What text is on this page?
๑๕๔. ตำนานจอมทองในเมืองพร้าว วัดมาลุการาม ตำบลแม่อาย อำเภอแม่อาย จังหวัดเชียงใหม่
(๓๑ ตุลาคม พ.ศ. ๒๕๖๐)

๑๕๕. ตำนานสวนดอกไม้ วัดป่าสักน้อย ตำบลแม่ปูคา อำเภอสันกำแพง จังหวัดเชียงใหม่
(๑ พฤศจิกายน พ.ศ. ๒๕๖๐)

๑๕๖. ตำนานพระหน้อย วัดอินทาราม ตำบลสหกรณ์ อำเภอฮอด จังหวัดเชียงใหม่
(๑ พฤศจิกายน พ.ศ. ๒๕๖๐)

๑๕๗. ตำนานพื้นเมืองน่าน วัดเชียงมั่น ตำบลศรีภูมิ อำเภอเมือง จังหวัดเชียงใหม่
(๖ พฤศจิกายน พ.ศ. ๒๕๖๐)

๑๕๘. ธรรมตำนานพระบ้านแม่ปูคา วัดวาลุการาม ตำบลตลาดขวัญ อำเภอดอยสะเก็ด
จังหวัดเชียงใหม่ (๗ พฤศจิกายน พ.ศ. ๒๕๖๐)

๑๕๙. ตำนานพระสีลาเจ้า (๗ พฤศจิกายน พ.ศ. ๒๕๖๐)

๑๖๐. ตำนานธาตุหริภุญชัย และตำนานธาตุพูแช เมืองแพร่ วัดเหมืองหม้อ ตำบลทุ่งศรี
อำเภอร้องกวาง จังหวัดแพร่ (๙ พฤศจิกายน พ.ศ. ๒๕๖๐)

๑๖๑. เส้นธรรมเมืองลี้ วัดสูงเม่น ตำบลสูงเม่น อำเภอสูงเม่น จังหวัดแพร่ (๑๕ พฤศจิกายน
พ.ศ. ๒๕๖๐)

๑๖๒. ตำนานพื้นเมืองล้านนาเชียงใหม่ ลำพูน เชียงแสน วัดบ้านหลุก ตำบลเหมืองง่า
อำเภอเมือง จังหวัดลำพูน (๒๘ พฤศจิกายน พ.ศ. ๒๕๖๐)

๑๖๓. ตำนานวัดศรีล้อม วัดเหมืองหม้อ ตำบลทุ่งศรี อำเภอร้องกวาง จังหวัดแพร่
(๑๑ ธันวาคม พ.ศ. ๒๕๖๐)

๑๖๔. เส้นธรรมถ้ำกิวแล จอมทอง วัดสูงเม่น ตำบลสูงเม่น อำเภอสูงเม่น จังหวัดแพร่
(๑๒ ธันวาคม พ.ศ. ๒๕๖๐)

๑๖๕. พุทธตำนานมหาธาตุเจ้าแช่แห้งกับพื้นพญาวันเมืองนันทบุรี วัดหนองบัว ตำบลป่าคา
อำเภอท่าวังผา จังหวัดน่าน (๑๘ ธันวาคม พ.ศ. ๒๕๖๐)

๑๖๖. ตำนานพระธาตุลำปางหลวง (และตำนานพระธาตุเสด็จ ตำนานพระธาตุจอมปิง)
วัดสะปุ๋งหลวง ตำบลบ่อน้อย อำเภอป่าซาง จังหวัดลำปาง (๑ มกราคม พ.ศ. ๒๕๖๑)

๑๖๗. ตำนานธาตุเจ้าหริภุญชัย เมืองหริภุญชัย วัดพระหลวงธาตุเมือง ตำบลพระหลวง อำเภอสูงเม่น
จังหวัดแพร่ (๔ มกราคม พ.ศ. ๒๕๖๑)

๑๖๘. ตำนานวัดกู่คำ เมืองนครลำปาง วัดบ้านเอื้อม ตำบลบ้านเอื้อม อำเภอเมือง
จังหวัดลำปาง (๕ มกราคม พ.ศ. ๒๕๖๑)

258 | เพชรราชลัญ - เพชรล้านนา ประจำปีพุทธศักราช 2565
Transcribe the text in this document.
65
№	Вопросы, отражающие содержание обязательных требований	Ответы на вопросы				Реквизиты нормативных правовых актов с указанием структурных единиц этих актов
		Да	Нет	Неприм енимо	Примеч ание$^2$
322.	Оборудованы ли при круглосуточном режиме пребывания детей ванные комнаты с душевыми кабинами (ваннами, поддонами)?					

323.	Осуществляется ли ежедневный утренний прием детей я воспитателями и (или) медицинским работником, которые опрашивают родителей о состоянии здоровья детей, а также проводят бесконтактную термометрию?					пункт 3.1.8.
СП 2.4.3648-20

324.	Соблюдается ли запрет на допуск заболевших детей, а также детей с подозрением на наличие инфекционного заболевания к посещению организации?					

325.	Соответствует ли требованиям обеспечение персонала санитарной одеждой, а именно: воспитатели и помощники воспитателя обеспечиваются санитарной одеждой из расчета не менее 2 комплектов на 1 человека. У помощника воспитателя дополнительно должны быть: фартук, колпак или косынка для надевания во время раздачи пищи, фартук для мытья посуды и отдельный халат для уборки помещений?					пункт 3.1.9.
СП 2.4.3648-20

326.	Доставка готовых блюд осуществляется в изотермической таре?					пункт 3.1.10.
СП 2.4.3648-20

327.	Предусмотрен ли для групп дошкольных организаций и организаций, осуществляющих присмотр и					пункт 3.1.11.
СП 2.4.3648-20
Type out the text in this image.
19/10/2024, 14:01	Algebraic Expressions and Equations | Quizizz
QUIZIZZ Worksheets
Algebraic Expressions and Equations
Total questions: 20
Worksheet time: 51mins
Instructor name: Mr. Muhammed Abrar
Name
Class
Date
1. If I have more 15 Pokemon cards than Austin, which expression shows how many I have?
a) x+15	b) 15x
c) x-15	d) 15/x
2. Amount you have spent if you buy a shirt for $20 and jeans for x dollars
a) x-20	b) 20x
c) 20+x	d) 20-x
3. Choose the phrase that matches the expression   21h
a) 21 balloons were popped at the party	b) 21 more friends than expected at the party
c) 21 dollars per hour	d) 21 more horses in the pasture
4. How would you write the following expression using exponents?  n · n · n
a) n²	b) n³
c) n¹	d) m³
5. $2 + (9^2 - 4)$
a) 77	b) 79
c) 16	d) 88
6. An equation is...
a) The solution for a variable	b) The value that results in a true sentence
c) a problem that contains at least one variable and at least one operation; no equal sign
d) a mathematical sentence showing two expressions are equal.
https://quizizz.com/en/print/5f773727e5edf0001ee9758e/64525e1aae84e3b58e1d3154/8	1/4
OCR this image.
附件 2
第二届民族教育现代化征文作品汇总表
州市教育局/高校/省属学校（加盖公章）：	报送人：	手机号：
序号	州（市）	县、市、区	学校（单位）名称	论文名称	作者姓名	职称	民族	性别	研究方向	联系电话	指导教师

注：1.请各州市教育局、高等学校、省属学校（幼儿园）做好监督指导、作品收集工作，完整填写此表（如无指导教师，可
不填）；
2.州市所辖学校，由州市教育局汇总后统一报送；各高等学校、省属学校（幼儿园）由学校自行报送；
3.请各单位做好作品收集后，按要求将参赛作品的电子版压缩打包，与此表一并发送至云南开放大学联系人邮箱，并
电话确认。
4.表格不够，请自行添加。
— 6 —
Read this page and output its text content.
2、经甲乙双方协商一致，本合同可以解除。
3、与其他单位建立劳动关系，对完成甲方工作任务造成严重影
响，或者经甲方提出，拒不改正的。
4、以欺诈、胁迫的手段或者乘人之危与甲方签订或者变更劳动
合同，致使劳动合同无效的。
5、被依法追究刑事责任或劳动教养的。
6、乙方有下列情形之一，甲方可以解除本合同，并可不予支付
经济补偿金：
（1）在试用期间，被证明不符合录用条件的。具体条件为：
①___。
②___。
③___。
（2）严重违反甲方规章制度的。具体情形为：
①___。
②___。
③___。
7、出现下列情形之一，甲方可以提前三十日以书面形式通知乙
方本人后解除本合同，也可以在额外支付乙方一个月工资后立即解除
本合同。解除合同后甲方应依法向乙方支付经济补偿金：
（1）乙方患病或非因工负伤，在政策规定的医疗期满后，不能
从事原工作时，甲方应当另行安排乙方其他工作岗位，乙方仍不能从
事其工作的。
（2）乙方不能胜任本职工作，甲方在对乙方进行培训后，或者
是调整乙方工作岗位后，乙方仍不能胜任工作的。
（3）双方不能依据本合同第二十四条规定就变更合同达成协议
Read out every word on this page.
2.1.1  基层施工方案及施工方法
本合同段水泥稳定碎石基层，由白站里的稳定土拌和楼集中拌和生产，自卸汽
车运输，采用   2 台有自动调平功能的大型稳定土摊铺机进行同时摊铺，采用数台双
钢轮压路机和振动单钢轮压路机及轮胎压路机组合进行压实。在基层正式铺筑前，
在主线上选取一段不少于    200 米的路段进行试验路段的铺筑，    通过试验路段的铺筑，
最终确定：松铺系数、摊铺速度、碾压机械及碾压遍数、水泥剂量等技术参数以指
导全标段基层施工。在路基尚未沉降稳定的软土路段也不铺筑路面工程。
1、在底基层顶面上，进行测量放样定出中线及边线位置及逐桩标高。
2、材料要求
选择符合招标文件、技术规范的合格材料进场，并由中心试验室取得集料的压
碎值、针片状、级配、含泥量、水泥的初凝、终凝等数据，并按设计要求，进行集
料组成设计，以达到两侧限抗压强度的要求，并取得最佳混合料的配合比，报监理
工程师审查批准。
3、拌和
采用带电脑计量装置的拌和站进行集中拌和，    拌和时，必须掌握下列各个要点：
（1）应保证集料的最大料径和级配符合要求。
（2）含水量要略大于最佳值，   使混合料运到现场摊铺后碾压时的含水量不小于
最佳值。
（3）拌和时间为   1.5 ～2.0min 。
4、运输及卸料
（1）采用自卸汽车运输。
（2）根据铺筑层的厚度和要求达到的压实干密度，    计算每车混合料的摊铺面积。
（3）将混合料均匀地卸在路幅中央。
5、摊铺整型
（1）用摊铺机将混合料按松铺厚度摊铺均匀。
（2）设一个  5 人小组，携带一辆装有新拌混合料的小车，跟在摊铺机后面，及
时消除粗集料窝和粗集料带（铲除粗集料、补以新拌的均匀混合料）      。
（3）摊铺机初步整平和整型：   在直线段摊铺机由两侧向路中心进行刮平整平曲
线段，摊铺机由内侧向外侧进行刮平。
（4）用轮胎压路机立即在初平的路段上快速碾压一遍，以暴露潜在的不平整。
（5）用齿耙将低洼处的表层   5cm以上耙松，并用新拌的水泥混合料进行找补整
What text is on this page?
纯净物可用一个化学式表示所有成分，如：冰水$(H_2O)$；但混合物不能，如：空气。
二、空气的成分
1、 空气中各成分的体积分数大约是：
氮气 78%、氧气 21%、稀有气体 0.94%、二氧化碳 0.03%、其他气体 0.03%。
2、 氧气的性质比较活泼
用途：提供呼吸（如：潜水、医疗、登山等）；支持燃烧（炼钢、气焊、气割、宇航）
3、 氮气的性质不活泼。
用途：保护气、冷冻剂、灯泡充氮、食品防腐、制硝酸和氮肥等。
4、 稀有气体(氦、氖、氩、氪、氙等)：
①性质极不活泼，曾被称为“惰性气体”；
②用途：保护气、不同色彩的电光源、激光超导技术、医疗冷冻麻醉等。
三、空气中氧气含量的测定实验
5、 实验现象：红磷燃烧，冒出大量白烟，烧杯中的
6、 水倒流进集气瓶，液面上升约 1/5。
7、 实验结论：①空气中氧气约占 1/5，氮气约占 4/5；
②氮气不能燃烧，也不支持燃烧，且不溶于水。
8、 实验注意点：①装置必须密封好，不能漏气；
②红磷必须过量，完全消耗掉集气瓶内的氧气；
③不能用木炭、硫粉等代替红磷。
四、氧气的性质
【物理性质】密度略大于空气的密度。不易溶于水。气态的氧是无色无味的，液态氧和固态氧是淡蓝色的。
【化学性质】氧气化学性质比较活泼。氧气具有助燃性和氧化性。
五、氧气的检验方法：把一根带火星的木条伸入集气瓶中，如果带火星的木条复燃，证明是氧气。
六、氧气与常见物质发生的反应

· · ·

- **SHORT PROBLEM**:
Gather every line from the entries above where the word "การาม" appears, and copy them.

- **PROBLEM SOLUTION**:
๑๕๔. ตำนานจอมทองในเมืองพร้าว วัดมาลุการาม ตำบลแม่อาย อำเภอแม่อาย จังหวัดเชียงใหม่
๑๕๘. ธรรมตำนานพระบ้านแม่ปูคา วัดวาลุการาม ตำบลตลาดขวัญ อำเภอดอยสะเก็ด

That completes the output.